For a SaaS whose service is to build better websites, their own website is a great showcase.
The landing page for AdEspresso is simple and straightforward, but there’s nothing wrong with that. A solid headline, a promising description and a big, bold call-to-action button is all you need above-fold.
It’s hard to miss the big green Start Your Free Trial button in a bright green. The rest of the page looks like what they promise – easy, fast, effective. There’s no gimmicks or glitzy animations, but the page is easy to read, fast to load, and effective in conveying their features and benefits.
Video is an effective way to communicate your message, features and benefits, but only if done right. Rather than including elaborate descriptions of their SaaS, lattice embedded a simple graphic video to provide an overview in less than 2 minutes, as they say right on the thumbnail. They restrained themselves from adding any other words to the thumbnail, reducing clutter, and keeping the CTA clear and actionable.
Similar to reviews and testimonials, award badges go a long way toward enhancing credibility of a product or a service. If you have one, flaunt it.

Page segmentation data –

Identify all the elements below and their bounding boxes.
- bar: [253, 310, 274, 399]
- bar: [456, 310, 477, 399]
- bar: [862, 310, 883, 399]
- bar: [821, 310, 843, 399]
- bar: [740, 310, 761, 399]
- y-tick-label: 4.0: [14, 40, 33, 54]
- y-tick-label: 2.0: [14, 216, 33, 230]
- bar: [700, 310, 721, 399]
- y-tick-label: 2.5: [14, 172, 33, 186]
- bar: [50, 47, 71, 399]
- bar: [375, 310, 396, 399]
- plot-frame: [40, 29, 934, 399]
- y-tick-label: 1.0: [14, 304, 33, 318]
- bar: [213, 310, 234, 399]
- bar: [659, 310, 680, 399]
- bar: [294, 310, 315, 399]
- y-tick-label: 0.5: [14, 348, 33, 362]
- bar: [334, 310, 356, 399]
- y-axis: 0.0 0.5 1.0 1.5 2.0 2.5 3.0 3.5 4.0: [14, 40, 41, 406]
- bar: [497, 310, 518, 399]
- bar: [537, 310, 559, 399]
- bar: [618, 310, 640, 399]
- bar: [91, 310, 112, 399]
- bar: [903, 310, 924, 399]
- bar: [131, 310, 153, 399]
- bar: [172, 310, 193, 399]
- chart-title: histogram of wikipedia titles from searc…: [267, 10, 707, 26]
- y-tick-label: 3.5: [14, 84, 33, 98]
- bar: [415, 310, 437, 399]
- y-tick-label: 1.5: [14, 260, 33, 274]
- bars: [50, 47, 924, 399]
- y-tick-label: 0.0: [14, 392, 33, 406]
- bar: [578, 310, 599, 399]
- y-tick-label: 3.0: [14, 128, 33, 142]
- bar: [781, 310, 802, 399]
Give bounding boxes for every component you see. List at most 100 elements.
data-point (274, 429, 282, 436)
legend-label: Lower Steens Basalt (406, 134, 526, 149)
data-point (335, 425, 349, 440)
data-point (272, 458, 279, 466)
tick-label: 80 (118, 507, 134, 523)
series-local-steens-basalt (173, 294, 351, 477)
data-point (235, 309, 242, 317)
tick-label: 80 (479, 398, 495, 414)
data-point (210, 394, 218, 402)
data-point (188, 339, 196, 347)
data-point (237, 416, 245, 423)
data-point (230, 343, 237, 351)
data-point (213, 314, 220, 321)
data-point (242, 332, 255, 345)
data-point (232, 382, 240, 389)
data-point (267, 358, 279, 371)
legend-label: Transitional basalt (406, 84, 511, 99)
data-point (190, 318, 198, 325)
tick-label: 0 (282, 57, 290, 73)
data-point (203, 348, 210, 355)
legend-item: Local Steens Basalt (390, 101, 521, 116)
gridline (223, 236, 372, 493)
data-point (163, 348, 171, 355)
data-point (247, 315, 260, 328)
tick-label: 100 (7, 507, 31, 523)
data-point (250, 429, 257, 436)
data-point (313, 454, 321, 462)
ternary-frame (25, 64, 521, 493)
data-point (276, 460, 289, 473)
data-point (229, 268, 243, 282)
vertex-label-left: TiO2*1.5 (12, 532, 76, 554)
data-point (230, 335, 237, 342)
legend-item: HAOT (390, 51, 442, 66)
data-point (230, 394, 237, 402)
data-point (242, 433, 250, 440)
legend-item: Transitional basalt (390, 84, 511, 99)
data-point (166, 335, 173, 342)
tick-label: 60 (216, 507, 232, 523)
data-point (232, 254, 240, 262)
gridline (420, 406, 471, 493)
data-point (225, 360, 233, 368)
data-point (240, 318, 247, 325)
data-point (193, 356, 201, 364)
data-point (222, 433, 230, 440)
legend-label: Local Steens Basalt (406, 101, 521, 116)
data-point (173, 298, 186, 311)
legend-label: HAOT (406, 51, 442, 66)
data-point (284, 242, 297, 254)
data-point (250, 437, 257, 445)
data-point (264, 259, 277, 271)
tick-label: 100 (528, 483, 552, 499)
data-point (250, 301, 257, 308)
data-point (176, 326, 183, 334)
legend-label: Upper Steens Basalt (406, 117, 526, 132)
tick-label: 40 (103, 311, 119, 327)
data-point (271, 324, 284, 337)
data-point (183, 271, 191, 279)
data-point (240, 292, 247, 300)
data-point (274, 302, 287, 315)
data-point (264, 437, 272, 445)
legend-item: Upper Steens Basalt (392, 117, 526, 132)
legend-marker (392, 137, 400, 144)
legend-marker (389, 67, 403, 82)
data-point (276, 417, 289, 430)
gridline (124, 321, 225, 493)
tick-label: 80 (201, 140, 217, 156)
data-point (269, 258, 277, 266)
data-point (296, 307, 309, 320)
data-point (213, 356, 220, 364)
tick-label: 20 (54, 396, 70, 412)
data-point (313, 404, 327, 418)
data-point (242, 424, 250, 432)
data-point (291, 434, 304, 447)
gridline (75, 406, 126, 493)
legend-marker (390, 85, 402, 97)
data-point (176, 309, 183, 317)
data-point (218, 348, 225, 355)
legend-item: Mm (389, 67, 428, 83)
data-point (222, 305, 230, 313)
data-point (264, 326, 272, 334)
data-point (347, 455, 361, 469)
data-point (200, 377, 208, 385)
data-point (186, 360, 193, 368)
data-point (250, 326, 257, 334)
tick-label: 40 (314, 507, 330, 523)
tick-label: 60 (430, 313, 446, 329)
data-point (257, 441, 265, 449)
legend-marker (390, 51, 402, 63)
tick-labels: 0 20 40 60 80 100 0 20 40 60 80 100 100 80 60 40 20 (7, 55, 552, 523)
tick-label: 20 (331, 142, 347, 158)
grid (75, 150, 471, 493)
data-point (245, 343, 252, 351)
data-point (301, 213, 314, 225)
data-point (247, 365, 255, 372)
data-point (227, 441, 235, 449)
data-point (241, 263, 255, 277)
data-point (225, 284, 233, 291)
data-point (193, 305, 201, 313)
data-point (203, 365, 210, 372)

WORK REQUEST 1 –
Copy from the passage on SaaS landing pages everything from "Video is an" down to "one, flaunt it.".
WORK REQUEST 2 –
According to the passage on SaaS landing pages, which things are all you need above the fold?
WORK REQUEST 3 –
Pick up the passage on SaaS landing pages where it stops and keep writing.

EXERCISE RESPONSE 1 –
Video is an effective way to communicate your message, features and benefits, but only if done right. Rather than including elaborate descriptions of their SaaS, lattice embedded a simple graphic video to provide an overview in less than 2 minutes, as they say right on the thumbnail. They restrained themselves from adding any other words to the thumbnail, reducing clutter, and keeping the CTA clear and actionable.
Similar to reviews and testimonials, award badges go a long way toward enhancing credibility of a product or a service. If you have one, flaunt it.

EXERCISE RESPONSE 2 –
A solid headline
A promising description
A big, bold call-to-action button

EXERCISE RESPONSE 3 –
Plutio is another project management, team management platform, competing with several others on the market, but they have a way to stand out in the crowd. Plutio has their Forbes Top Ten Tools award highlighted above-fold right by their CTA button to sign up for a free trial.
In a landing page world where less is more and whitespace is the sacred word, Shopify goes the other way – fearlessly.
Colorful, packed with images and examples, they give a visual sneak-peek of what you could do with your Shopify page. And then there’s a link to explore more examples, with a CTA to sign up for a free trial. It’s hard to resist.
For an AI software, the landing page of Lobe.ai does a great job of explaining their SaaS in an easy to understand visual way. They show their drag-and-drop tool that connects building blocks (that they call lobes) using animation that shows exactly that.
We also love the variety of different application examples they include, like emotions, handwriting, music, movement, without it seeming like a bunch of spaghetti thrown on the wall.
Landbot is a chatbot builder, and their tagline says that it’s an intuitive, no-code chatbot builder, and what better way than to show you how easy it is to build your own chatbot?
Their SaaS landing page looks and feels like an IM chat, fun, friendly and casual, and their own chatbot is who you’re interacting with, when you ask your questions, or when they ask you for your information.
For all the images and animations and videos that Unbounce packs into their landing page, it loads surprisingly fast. That’s a great testament to their service, which is to build custom landing pages.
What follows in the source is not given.